──────── RAW RECORDS

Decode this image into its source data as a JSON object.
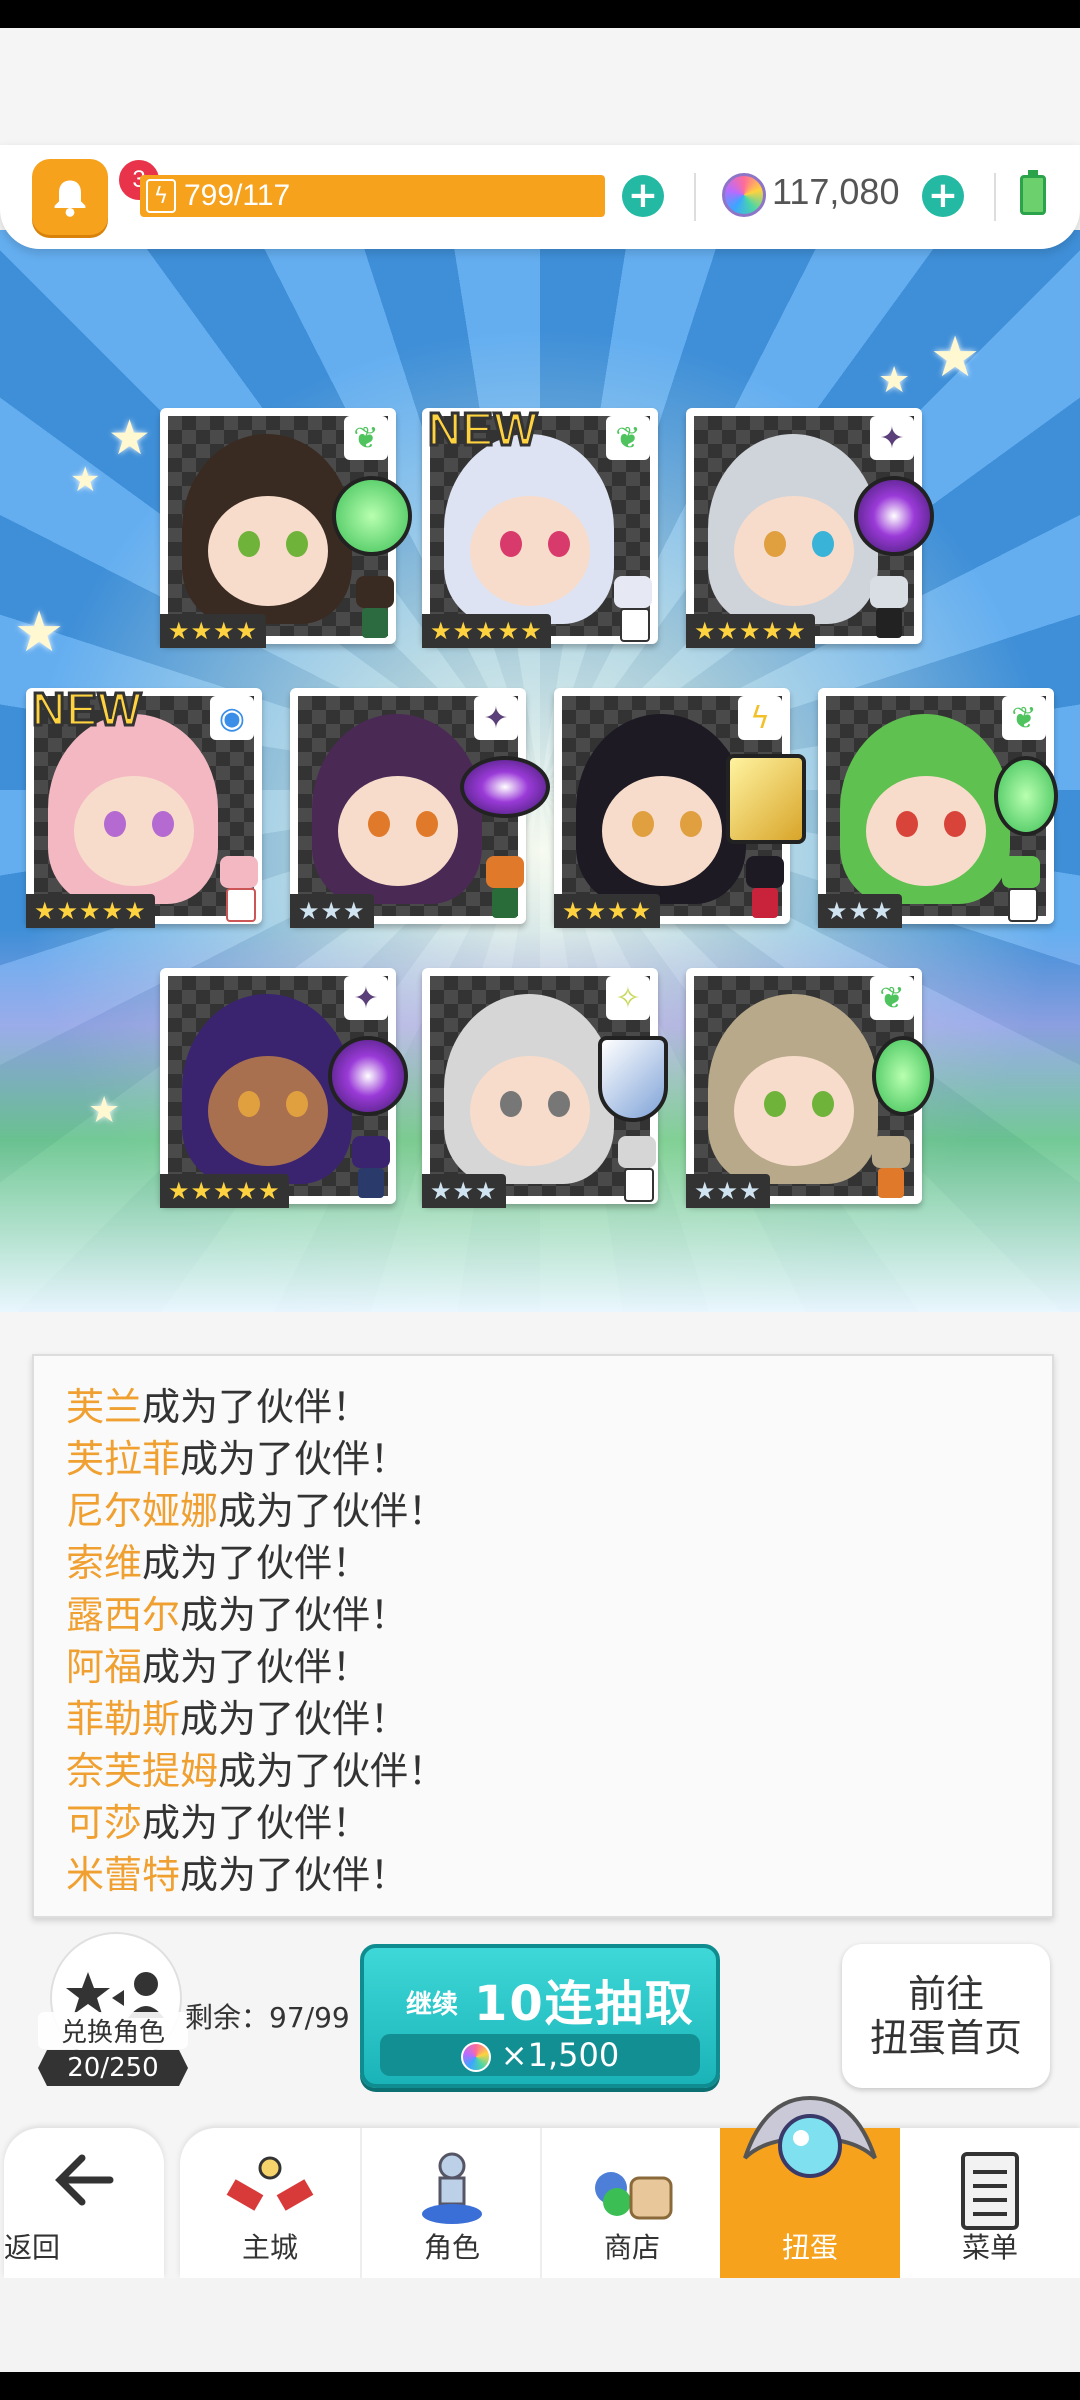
{
  "topbar": {
    "notification_count": "3",
    "energy_text": "799/117",
    "gem_count": "117,080"
  },
  "cards": [
    {
      "name_hint": "card-1",
      "stars": "★★★★",
      "element_icon": "leaf-icon",
      "new": false
    },
    {
      "name_hint": "card-2",
      "stars": "★★★★★",
      "element_icon": "leaf-icon",
      "new": true
    },
    {
      "name_hint": "card-3",
      "stars": "★★★★★",
      "element_icon": "dark-star-icon",
      "new": false
    },
    {
      "name_hint": "card-4",
      "stars": "★★★★★",
      "element_icon": "water-circle-icon",
      "new": true
    },
    {
      "name_hint": "card-5",
      "stars": "★★★",
      "element_icon": "dark-star-icon",
      "new": false
    },
    {
      "name_hint": "card-6",
      "stars": "★★★★",
      "element_icon": "lightning-icon",
      "new": false
    },
    {
      "name_hint": "card-7",
      "stars": "★★★",
      "element_icon": "leaf-icon",
      "new": false
    },
    {
      "name_hint": "card-8",
      "stars": "★★★★★",
      "element_icon": "dark-star-icon",
      "new": false
    },
    {
      "name_hint": "card-9",
      "stars": "★★★",
      "element_icon": "light-star-icon",
      "new": false
    },
    {
      "name_hint": "card-10",
      "stars": "★★★",
      "element_icon": "leaf-icon",
      "new": false
    }
  ],
  "new_label": "NEW",
  "log": {
    "suffix": "成为了伙伴！",
    "entries": [
      "芙兰",
      "芙拉菲",
      "尼尔娅娜",
      "索维",
      "露西尔",
      "阿福",
      "菲勒斯",
      "奈芙提姆",
      "可莎",
      "米蕾特"
    ]
  },
  "exchange": {
    "label": "兑换角色",
    "count": "20/250",
    "remain": "剩余：97/99"
  },
  "pull_button": {
    "small_label": "继续",
    "big_label": "10连抽取",
    "cost": "×1,500"
  },
  "home_button": {
    "line1": "前往",
    "line2": "扭蛋首页"
  },
  "nav": {
    "back": "返回",
    "items": [
      "主城",
      "角色",
      "商店",
      "扭蛋",
      "菜单"
    ],
    "active": "扭蛋"
  },
  "colors": {
    "accent_orange": "#f7a21c",
    "teal": "#23b9a3",
    "log_name": "#f0a030"
  }
}
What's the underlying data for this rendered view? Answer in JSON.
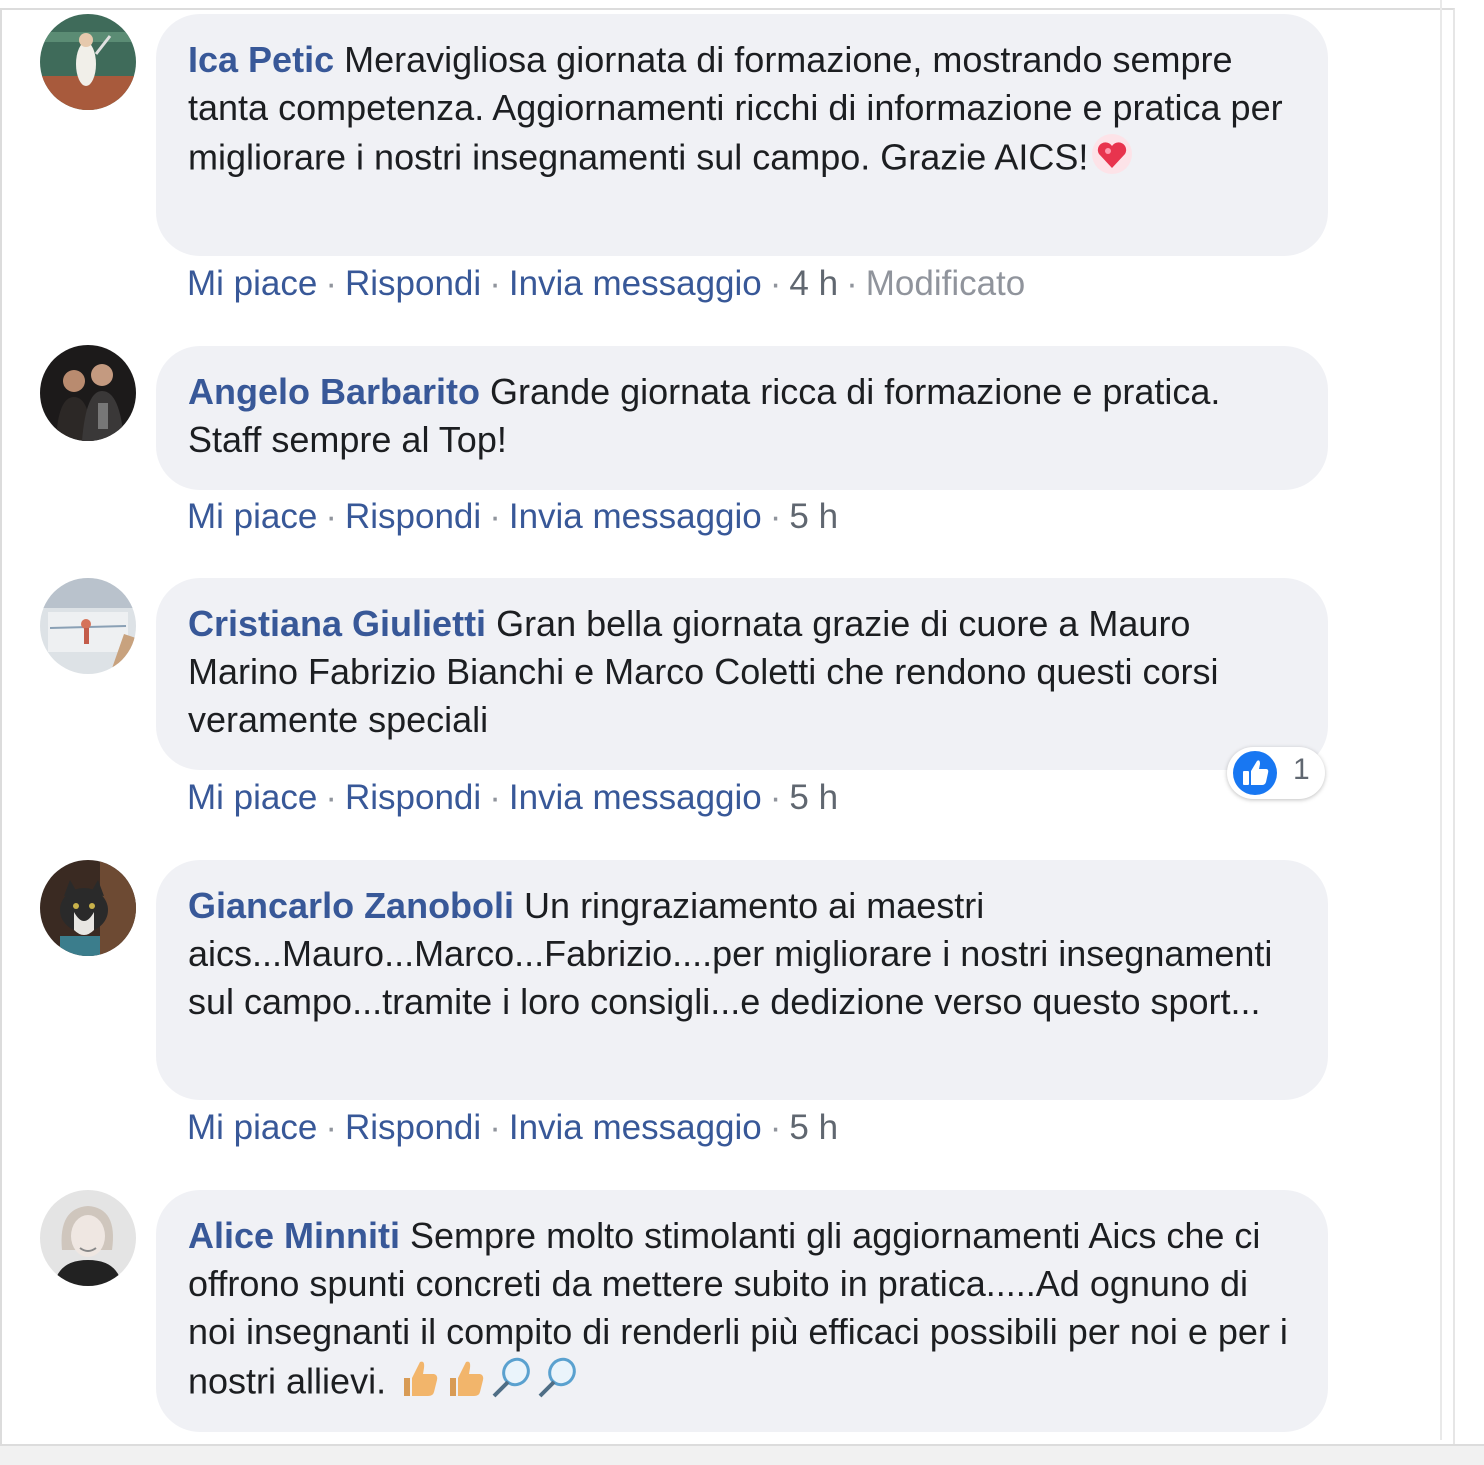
{
  "comments": [
    {
      "author": "Ica Petic",
      "text": "Meravigliosa giornata di formazione, mostrando sempre tanta competenza. Aggiornamenti ricchi di informazione e pratica per migliorare i nostri insegnamenti sul campo. Grazie AICS!",
      "actions": {
        "like": "Mi piace",
        "reply": "Rispondi",
        "message": "Invia messaggio",
        "time": "4 h",
        "edited": "Modificato"
      },
      "trailing_emoji": [
        "sparkling-heart"
      ]
    },
    {
      "author": "Angelo Barbarito",
      "text": "Grande giornata ricca di formazione e pratica. Staff sempre al Top!",
      "actions": {
        "like": "Mi piace",
        "reply": "Rispondi",
        "message": "Invia messaggio",
        "time": "5 h"
      }
    },
    {
      "author": "Cristiana Giulietti",
      "text": "Gran bella giornata grazie di cuore a Mauro Marino Fabrizio Bianchi e Marco Coletti che rendono questi corsi veramente speciali",
      "actions": {
        "like": "Mi piace",
        "reply": "Rispondi",
        "message": "Invia messaggio",
        "time": "5 h"
      },
      "reaction": {
        "icon": "thumbs-up-icon",
        "count": "1"
      }
    },
    {
      "author": "Giancarlo Zanoboli",
      "text": "Un ringraziamento ai maestri aics...Mauro...Marco...Fabrizio....per migliorare i nostri insegnamenti sul campo...tramite i loro consigli...e dedizione verso questo sport...",
      "actions": {
        "like": "Mi piace",
        "reply": "Rispondi",
        "message": "Invia messaggio",
        "time": "5 h"
      }
    },
    {
      "author": "Alice Minniti",
      "text": "Sempre molto stimolanti gli aggiornamenti Aics che ci offrono spunti concreti da mettere subito in pratica.....Ad ognuno di noi insegnanti il compito di renderli più efficaci possibili per noi e per i nostri allievi.",
      "trailing_emoji": [
        "thumbs-up",
        "thumbs-up",
        "tennis-racket",
        "tennis-racket"
      ]
    }
  ],
  "separator": "·",
  "colors": {
    "link": "#385898",
    "bubble": "#f0f1f5",
    "like_blue": "#1877f2"
  }
}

────────────────

EXERCISE REQUIREMENTS:
What is the number of lines in these records that contain "Fabrizio"? Reply with the number only.

RESULT OF THE TASK:
2